### Work to be completed
Sort through the entries below and pull out lines containing the word "this".

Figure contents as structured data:

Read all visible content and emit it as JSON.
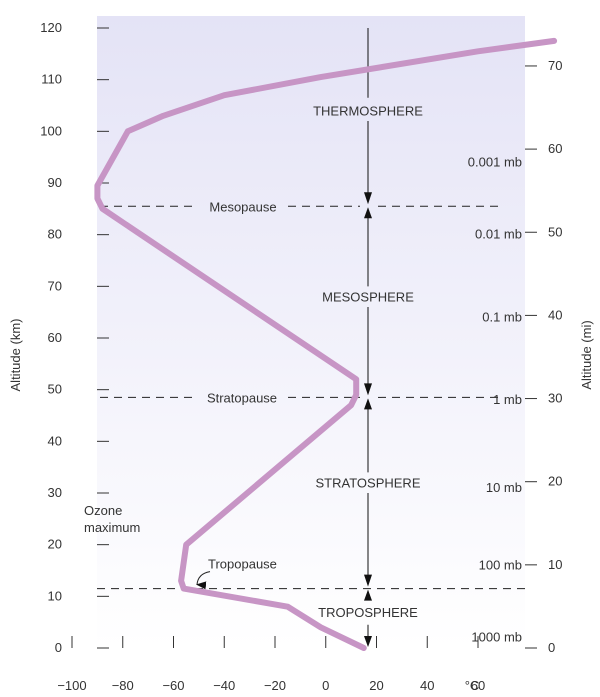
{
  "chart_data": {
    "type": "line",
    "title": "",
    "xlabel": "",
    "x_unit": "°C",
    "ylabel_left": "Altitude (km)",
    "ylabel_right": "Altitude (mi)",
    "xlim": [
      -100,
      80
    ],
    "ylim": [
      0,
      120
    ],
    "x_ticks": [
      -100,
      -80,
      -60,
      -40,
      -20,
      0,
      20,
      40,
      60
    ],
    "y_ticks_km": [
      0,
      10,
      20,
      30,
      40,
      50,
      60,
      70,
      80,
      90,
      100,
      110,
      120
    ],
    "y_ticks_mi": [
      0,
      10,
      20,
      30,
      40,
      50,
      60,
      70
    ],
    "grid": false,
    "series": [
      {
        "color": "#c795c5",
        "x": [
          15,
          -2,
          -15,
          -56,
          -57,
          -55,
          10,
          12,
          12,
          -88,
          -90,
          -90,
          -78,
          -64,
          -40,
          -2,
          60,
          90
        ],
        "y": [
          0,
          4,
          8,
          11.5,
          13,
          20,
          47,
          49,
          52,
          85,
          87,
          89.5,
          100,
          103,
          107,
          110.5,
          115.5,
          117.5
        ]
      }
    ],
    "layers": [
      {
        "label": "THERMOSPHERE",
        "y": 104
      },
      {
        "label": "MESOSPHERE",
        "y": 68
      },
      {
        "label": "STRATOSPHERE",
        "y": 32
      },
      {
        "label": "TROPOSPHERE",
        "y": 7
      }
    ],
    "pauses": [
      {
        "label": "Mesopause",
        "y": 85.5
      },
      {
        "label": "Stratopause",
        "y": 48.5
      },
      {
        "label": "Tropopause",
        "y": 11.5
      }
    ],
    "pressures": [
      {
        "label": "0.001 mb",
        "y": 94
      },
      {
        "label": "0.01 mb",
        "y": 80
      },
      {
        "label": "0.1 mb",
        "y": 64
      },
      {
        "label": "1 mb",
        "y": 48
      },
      {
        "label": "10 mb",
        "y": 31
      },
      {
        "label": "100 mb",
        "y": 16
      },
      {
        "label": "1000 mb",
        "y": 2
      }
    ],
    "annotations": [
      {
        "text": [
          "Ozone",
          "maximum"
        ],
        "x": -96,
        "y": 25
      }
    ],
    "background": {
      "top": "#e4e3f6",
      "bottom": "#ffffff"
    }
  }
}
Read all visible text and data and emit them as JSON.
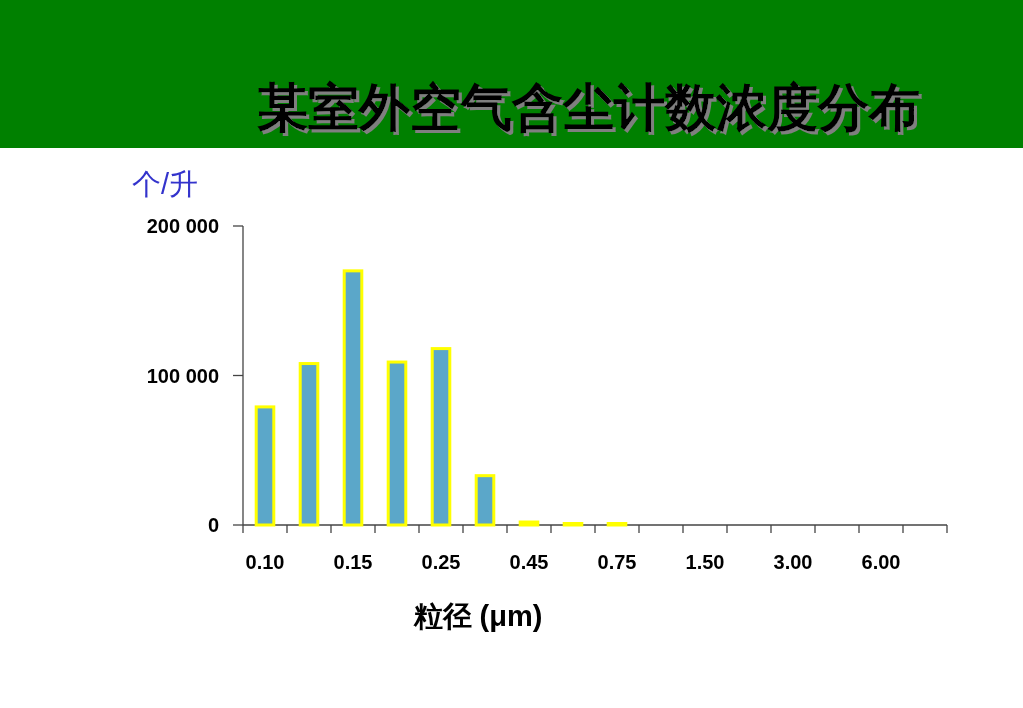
{
  "chart_data": {
    "type": "bar",
    "title": "某室外空气含尘计数浓度分布",
    "xlabel": "粒径 (μm)",
    "ylabel": "个/升",
    "categories": [
      "0.10",
      null,
      "0.15",
      null,
      "0.25",
      null,
      "0.45",
      null,
      "0.75",
      null,
      "1.50",
      null,
      "3.00",
      null,
      "6.00",
      null
    ],
    "values": [
      79000,
      108000,
      170000,
      109000,
      118000,
      33000,
      2000,
      1000,
      1000,
      null,
      null,
      null,
      null,
      null,
      null,
      null
    ],
    "color": "#5ba7c9",
    "ylim": [
      0,
      200000
    ],
    "yticks": [
      0,
      {
        "value": 100000,
        "label": "100 000"
      },
      {
        "value": 200000,
        "label": "200 000"
      }
    ]
  }
}
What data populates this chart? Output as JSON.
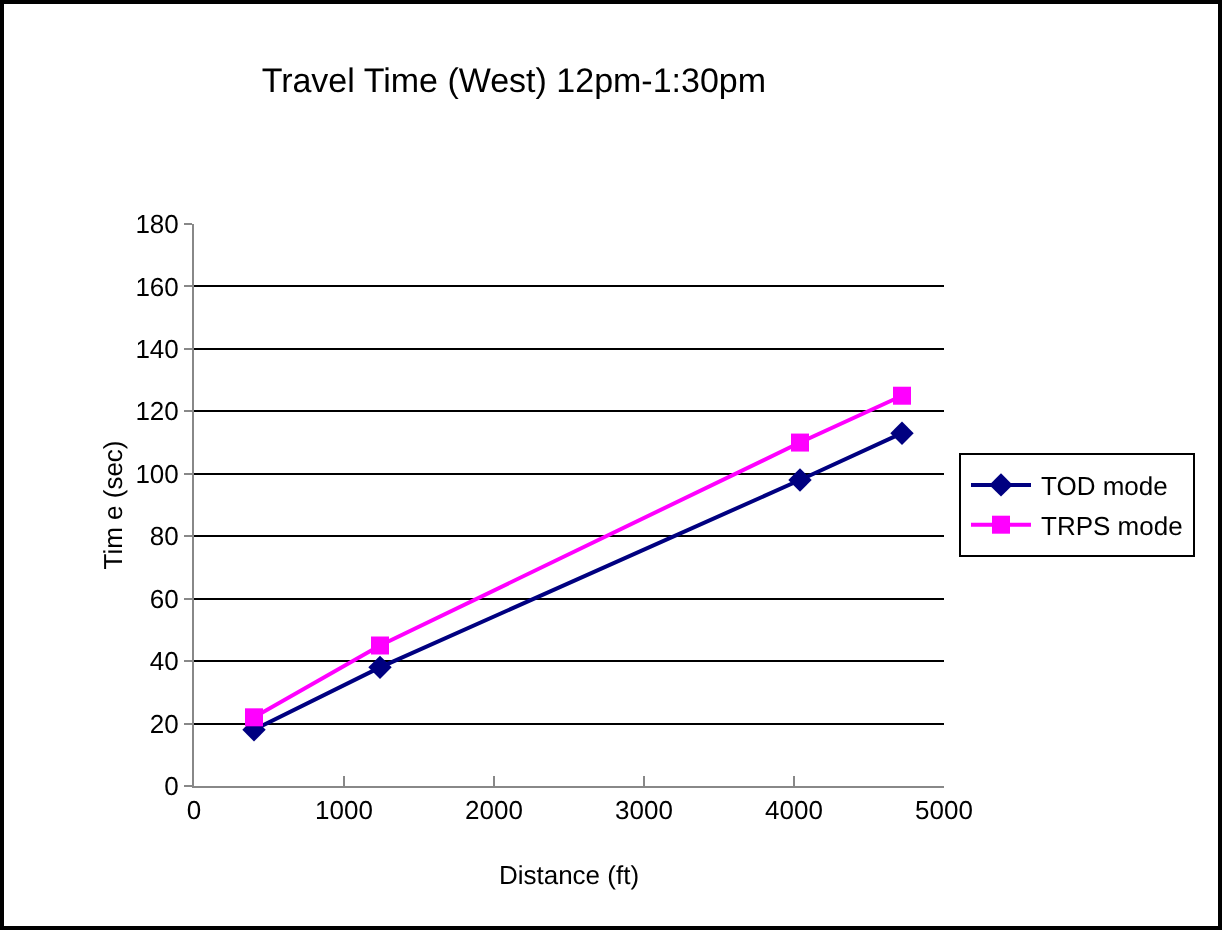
{
  "chart_data": {
    "type": "line",
    "title": "Travel Time (West) 12pm-1:30pm",
    "xlabel": "Distance (ft)",
    "ylabel": "Tim e (sec)",
    "x": [
      400,
      1240,
      4040,
      4720
    ],
    "series": [
      {
        "name": "TOD mode",
        "color": "#000080",
        "marker": "diamond",
        "values": [
          18,
          38,
          98,
          113
        ]
      },
      {
        "name": "TRPS mode",
        "color": "#ff00ff",
        "marker": "square",
        "values": [
          22,
          45,
          110,
          125
        ]
      }
    ],
    "xlim": [
      0,
      5000
    ],
    "xticks": [
      0,
      1000,
      2000,
      3000,
      4000,
      5000
    ],
    "ylim": [
      0,
      180
    ],
    "yticks": [
      0,
      20,
      40,
      60,
      80,
      100,
      120,
      140,
      160,
      180
    ],
    "grid": "y",
    "legend": "right",
    "line_style": "solid"
  }
}
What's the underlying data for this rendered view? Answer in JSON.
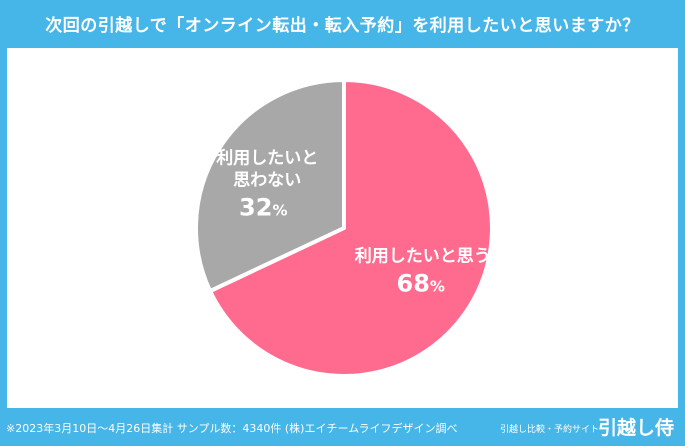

### Reply
What data populates this chart? Output as JSON.
What's the underlying data for this rendered view? Answer in JSON.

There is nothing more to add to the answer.